STATED PROBLEM> Count how many lines hold the string "Mohali". Answer with that number and nothing more.

[Items listed in a dataset]
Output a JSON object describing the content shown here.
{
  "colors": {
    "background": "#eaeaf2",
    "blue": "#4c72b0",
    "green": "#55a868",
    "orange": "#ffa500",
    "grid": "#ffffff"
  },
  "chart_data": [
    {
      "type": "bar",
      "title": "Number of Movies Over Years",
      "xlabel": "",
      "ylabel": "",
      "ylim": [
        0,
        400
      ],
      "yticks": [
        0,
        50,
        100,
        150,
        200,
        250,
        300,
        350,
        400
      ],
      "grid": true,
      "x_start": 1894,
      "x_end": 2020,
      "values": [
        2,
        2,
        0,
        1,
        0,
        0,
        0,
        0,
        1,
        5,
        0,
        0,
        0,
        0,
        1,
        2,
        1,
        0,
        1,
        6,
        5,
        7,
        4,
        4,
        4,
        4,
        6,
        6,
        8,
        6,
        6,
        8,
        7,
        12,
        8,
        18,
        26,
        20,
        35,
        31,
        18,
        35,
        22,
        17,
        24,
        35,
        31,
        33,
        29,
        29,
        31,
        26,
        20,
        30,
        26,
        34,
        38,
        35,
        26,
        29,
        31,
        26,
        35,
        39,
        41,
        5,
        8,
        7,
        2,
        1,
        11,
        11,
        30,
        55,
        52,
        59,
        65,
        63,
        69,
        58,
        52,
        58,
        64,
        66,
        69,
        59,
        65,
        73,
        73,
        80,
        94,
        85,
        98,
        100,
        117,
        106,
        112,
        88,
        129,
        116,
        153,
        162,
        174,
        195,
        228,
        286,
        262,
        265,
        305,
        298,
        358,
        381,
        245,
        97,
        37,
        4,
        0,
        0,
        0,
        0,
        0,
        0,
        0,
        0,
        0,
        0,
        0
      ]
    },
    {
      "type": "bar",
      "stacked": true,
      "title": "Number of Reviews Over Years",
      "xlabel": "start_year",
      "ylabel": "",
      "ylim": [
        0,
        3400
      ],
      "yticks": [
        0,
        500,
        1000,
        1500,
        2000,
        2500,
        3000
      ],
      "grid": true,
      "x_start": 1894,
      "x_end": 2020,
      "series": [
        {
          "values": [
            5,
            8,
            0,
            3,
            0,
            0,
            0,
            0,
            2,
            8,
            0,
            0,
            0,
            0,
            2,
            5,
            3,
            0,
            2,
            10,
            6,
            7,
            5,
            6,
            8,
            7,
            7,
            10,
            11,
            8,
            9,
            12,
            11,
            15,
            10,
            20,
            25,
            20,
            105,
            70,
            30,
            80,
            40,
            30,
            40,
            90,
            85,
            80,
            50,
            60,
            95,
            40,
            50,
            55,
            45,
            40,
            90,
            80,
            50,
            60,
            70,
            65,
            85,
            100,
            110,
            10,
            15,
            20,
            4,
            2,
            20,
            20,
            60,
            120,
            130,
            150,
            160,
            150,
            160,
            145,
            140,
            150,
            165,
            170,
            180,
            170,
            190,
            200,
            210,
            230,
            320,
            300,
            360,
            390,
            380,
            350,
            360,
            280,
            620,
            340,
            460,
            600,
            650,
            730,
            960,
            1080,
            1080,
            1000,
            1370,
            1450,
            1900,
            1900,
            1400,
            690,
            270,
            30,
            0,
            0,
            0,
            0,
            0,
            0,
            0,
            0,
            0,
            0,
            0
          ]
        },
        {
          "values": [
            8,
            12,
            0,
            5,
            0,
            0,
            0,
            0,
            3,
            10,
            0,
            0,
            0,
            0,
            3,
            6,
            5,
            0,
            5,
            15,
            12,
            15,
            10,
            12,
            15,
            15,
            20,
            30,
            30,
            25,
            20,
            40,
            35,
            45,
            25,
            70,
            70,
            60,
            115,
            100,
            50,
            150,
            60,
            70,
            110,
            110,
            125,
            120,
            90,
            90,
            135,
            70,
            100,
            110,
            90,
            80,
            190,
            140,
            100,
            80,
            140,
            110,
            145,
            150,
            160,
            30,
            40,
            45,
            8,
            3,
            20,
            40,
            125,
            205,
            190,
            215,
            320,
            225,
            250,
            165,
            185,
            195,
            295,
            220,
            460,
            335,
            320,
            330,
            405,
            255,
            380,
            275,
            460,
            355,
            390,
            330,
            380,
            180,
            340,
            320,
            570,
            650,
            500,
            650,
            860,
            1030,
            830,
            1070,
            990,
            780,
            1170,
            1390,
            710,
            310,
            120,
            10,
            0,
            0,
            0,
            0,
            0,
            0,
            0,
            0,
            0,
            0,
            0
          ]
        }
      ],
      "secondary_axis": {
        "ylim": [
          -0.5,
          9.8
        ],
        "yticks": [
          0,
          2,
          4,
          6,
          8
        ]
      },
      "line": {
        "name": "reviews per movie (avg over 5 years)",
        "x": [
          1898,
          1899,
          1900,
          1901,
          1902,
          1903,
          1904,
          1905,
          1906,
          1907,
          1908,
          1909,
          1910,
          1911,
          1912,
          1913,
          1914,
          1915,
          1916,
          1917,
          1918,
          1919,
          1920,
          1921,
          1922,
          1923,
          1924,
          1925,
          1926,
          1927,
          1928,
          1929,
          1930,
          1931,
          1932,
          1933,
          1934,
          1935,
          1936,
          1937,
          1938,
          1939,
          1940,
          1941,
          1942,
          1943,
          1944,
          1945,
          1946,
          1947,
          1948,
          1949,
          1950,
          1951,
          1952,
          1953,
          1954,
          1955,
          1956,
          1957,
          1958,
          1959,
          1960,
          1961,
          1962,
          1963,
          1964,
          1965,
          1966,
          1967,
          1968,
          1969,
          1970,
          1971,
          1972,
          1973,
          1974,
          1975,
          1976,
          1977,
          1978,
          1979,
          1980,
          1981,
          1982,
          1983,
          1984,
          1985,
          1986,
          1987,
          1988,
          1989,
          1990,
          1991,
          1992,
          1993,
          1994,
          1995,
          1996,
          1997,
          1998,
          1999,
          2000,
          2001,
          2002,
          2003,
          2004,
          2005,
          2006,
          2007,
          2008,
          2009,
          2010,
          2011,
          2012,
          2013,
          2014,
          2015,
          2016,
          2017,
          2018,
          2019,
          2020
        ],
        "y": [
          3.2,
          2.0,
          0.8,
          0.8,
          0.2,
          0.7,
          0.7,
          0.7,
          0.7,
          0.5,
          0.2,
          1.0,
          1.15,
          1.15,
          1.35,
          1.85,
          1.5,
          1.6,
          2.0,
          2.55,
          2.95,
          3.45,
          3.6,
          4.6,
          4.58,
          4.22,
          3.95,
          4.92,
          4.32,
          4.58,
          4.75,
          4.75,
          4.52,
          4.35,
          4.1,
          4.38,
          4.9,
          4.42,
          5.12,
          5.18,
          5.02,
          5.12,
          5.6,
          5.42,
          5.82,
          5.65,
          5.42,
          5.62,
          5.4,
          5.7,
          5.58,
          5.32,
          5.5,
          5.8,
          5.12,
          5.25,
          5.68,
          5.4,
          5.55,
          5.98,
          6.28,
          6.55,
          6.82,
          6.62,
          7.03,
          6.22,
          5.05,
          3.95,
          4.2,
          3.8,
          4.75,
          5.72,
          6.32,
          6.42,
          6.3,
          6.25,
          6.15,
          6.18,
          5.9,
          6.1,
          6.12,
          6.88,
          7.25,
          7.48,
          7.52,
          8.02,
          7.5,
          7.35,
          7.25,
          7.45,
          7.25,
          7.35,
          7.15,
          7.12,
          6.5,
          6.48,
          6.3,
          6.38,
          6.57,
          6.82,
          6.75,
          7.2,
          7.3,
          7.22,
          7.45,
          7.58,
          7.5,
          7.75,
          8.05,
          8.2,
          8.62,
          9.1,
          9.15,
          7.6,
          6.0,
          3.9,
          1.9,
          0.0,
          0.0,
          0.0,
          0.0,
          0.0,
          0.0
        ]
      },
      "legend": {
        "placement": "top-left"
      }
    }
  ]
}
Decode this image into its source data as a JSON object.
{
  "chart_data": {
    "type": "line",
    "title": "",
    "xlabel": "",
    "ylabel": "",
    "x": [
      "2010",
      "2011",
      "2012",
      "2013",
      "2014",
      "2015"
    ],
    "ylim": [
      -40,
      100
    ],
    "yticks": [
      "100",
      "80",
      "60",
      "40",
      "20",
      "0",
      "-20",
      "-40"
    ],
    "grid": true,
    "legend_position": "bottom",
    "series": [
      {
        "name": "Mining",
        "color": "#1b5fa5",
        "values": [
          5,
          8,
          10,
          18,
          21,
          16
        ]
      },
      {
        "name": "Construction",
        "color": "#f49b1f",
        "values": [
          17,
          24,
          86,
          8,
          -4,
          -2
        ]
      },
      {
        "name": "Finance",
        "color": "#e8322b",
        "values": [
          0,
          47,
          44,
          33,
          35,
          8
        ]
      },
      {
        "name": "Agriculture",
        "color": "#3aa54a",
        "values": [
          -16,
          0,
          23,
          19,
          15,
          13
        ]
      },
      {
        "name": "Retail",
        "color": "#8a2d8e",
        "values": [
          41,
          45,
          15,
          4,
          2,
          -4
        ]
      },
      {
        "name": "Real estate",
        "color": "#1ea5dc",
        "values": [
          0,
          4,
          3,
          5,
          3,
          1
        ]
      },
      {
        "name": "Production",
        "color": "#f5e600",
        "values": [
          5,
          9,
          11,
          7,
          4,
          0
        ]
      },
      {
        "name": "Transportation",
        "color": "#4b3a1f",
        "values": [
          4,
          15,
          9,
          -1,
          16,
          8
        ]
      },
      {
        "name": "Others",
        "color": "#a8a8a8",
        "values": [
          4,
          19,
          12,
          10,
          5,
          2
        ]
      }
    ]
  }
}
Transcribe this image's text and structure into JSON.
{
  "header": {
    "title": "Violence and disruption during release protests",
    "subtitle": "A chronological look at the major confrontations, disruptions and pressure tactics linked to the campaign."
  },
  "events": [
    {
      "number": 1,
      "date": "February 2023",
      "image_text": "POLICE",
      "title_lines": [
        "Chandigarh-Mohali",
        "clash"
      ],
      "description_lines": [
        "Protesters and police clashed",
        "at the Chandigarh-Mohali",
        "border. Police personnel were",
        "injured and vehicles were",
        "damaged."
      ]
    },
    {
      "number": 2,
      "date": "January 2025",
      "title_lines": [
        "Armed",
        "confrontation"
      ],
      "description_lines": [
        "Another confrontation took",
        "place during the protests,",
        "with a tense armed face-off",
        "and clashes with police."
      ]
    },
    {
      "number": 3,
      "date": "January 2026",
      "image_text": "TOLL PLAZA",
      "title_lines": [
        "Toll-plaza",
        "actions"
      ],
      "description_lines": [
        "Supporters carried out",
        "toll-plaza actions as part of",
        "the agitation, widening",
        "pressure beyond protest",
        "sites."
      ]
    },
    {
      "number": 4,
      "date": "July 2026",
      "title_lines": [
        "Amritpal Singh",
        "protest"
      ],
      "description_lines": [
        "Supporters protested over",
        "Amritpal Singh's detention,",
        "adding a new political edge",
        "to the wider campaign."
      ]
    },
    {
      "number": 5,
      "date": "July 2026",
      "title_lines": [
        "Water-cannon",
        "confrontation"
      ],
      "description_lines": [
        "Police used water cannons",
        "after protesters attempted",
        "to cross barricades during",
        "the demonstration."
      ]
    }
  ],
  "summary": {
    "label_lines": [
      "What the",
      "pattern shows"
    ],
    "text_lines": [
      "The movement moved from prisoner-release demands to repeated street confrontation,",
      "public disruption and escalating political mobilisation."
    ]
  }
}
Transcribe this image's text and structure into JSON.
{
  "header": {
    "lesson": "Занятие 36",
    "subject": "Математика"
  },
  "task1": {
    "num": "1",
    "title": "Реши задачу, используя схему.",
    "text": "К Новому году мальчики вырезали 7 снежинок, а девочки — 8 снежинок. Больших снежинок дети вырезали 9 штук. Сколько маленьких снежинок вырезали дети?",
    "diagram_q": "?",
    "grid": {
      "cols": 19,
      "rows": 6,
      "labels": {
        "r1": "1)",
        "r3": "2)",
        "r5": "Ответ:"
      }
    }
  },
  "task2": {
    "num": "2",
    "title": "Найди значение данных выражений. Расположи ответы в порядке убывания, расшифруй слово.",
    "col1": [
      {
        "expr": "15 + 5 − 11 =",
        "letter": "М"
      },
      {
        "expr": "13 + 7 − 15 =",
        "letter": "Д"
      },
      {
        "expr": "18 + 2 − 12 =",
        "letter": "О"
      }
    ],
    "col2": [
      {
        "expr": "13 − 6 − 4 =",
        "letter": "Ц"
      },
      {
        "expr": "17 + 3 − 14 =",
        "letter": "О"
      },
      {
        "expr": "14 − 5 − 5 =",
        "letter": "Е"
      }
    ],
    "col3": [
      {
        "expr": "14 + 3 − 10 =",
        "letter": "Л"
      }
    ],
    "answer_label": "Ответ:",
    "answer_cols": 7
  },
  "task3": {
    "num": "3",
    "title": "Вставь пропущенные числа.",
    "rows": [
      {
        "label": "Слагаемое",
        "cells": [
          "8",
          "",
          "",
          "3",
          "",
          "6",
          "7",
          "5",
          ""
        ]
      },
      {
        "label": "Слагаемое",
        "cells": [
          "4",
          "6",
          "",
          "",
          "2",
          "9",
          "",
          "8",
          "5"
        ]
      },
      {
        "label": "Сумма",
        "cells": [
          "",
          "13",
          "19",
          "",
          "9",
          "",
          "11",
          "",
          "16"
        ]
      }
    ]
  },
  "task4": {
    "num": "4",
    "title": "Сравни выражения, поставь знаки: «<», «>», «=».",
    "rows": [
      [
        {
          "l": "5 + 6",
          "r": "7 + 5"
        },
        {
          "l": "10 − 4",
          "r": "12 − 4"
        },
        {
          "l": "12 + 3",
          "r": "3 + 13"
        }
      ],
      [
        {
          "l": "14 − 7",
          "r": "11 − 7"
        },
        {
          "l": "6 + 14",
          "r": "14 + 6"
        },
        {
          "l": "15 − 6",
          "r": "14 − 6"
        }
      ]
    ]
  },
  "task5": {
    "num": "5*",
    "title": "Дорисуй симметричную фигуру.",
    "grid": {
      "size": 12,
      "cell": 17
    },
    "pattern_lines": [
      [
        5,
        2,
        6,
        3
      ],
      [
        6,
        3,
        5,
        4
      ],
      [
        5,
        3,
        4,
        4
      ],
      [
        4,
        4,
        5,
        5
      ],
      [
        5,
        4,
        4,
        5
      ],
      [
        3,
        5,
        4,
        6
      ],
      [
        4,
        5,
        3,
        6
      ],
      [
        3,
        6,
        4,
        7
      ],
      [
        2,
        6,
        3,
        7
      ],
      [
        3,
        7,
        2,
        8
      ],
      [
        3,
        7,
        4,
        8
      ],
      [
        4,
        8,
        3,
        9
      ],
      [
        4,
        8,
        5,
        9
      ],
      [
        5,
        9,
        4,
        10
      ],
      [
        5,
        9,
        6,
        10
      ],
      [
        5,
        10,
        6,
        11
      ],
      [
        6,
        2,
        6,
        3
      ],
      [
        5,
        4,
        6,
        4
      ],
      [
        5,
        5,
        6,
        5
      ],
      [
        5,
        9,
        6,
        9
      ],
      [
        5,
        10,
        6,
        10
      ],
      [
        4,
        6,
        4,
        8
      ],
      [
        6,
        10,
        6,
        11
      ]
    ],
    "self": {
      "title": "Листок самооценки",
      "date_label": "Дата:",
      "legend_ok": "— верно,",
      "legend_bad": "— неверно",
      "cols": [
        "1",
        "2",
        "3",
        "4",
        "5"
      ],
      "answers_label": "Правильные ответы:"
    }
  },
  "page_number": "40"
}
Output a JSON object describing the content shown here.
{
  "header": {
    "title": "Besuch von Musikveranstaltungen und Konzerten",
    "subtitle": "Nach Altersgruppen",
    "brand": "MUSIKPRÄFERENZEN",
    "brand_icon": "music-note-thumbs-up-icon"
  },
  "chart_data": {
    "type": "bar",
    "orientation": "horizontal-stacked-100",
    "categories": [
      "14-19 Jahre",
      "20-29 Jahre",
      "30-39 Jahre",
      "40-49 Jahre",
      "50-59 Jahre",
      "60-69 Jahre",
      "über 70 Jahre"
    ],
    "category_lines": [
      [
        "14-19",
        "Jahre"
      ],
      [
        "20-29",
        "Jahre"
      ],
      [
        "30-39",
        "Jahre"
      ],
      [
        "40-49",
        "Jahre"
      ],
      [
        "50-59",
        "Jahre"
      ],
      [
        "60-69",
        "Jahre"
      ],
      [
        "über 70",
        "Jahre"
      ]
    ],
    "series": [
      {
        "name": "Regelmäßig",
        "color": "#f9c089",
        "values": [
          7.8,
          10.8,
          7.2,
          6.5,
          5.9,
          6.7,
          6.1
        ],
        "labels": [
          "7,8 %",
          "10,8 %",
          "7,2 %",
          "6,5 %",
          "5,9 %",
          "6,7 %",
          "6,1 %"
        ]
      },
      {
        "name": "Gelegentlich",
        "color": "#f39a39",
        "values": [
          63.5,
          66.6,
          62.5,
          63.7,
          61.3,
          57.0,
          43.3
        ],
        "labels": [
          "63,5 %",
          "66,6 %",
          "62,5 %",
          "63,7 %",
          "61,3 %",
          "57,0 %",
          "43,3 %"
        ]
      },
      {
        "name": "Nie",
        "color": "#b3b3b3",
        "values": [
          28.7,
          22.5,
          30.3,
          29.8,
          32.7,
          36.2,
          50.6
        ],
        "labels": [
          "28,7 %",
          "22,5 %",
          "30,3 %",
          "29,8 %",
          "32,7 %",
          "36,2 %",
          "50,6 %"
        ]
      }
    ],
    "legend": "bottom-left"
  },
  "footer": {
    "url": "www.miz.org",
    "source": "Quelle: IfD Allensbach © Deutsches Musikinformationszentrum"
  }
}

THE RESULT> 2